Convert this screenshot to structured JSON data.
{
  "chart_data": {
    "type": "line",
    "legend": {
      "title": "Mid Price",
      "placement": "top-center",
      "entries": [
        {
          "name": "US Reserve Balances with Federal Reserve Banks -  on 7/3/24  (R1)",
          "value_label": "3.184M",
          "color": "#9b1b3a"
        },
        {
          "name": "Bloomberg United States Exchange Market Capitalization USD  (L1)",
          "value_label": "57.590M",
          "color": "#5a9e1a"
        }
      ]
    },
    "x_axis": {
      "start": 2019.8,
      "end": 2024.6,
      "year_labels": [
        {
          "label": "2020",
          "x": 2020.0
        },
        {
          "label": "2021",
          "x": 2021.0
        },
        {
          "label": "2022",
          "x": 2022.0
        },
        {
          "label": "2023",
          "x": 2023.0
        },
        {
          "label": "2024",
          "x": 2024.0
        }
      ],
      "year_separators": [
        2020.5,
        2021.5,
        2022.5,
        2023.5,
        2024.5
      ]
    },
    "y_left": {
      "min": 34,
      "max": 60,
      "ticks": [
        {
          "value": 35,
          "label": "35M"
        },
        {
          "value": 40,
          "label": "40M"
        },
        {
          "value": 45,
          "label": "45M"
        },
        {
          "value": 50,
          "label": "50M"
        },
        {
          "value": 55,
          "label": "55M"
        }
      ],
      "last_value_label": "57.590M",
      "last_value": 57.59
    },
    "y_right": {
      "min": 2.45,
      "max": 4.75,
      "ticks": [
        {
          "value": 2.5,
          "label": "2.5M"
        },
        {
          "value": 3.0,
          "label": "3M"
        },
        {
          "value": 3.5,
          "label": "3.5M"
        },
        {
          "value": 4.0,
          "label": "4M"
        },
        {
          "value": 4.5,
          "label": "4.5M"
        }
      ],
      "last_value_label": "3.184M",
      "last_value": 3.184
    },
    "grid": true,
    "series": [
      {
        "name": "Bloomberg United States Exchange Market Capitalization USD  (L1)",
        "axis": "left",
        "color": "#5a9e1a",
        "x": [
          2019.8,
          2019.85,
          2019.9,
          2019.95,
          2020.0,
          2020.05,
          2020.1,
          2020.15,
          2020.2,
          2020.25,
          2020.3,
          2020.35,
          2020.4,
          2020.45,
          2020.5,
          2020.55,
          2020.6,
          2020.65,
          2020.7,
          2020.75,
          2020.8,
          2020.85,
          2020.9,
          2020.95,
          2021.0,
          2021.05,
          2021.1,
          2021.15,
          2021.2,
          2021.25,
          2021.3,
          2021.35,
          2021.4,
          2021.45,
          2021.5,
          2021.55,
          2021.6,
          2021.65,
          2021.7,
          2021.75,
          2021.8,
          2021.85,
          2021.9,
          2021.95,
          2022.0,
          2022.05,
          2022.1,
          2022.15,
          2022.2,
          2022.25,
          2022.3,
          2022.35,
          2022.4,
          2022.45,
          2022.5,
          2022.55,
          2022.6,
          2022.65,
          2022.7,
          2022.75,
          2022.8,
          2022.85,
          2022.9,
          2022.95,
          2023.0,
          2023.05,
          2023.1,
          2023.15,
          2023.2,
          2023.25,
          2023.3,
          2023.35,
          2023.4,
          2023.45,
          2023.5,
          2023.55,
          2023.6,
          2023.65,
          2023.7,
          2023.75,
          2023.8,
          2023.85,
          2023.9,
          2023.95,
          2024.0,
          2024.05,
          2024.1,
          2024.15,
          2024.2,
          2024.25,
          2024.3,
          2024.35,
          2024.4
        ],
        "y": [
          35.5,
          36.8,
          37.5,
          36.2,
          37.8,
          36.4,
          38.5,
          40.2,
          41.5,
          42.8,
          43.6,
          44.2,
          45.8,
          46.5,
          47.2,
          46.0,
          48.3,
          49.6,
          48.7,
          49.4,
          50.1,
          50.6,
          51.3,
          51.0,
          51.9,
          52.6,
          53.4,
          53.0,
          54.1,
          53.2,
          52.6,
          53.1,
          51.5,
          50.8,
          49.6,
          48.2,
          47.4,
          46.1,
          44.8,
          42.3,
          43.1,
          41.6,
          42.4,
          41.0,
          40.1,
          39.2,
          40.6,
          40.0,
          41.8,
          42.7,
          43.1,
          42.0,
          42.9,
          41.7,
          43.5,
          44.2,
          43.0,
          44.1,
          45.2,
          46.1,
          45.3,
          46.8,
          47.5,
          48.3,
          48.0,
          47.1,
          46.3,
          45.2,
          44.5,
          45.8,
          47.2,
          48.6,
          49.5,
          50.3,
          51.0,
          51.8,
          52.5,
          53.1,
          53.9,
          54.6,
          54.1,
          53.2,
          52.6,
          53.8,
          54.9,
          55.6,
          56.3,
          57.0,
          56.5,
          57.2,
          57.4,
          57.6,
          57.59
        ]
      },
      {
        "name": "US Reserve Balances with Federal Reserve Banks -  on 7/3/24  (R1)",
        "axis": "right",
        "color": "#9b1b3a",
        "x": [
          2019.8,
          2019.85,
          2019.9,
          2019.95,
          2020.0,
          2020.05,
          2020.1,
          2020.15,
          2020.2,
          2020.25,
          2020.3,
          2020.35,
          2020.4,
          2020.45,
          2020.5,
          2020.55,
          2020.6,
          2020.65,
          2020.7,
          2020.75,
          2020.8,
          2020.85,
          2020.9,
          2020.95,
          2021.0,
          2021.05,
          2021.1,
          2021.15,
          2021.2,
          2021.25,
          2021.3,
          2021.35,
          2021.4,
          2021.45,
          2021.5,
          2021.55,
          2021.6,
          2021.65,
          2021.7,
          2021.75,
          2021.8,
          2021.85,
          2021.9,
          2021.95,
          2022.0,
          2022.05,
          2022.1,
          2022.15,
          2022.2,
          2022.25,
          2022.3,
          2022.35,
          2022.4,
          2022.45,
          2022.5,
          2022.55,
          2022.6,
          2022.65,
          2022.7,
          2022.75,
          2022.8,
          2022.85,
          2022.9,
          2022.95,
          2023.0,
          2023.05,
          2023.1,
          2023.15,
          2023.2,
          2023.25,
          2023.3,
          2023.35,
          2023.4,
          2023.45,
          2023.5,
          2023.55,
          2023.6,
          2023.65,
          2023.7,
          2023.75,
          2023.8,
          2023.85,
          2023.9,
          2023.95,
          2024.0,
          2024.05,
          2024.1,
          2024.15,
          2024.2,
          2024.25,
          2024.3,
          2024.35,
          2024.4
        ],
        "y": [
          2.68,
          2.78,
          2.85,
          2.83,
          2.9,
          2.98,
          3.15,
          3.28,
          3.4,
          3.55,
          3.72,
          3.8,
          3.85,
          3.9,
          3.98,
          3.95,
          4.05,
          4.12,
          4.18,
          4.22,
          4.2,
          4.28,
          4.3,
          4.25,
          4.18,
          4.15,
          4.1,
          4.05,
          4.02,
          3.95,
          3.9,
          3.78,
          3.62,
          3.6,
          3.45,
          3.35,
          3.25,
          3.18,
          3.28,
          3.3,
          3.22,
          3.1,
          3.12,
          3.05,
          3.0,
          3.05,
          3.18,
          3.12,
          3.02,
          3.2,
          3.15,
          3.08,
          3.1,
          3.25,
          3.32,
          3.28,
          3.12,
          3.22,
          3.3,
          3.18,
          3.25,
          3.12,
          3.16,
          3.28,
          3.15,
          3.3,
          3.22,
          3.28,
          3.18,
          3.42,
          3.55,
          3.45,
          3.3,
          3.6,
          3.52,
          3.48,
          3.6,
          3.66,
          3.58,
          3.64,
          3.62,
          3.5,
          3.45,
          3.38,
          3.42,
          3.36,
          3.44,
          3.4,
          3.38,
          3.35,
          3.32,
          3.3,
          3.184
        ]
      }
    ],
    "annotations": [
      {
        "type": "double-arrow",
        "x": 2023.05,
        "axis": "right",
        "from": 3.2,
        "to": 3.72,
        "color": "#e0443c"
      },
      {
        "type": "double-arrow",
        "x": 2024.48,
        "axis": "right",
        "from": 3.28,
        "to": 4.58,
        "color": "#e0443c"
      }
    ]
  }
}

┄┄┄┄┄┄

> _Exercise_
Pick out each line containing the string "name" and copy it.

> _Written answer_
          "name": "US Reserve Balances with Federal Reserve Banks -  on 7/3/24  (R1)",
          "name": "Bloomberg United States Exchange Market Capitalization USD  (L1)",
        "name": "Bloomberg United States Exchange Market Capitalization USD  (L1)",
        "name": "US Reserve Balances with Federal Reserve Banks -  on 7/3/24  (R1)",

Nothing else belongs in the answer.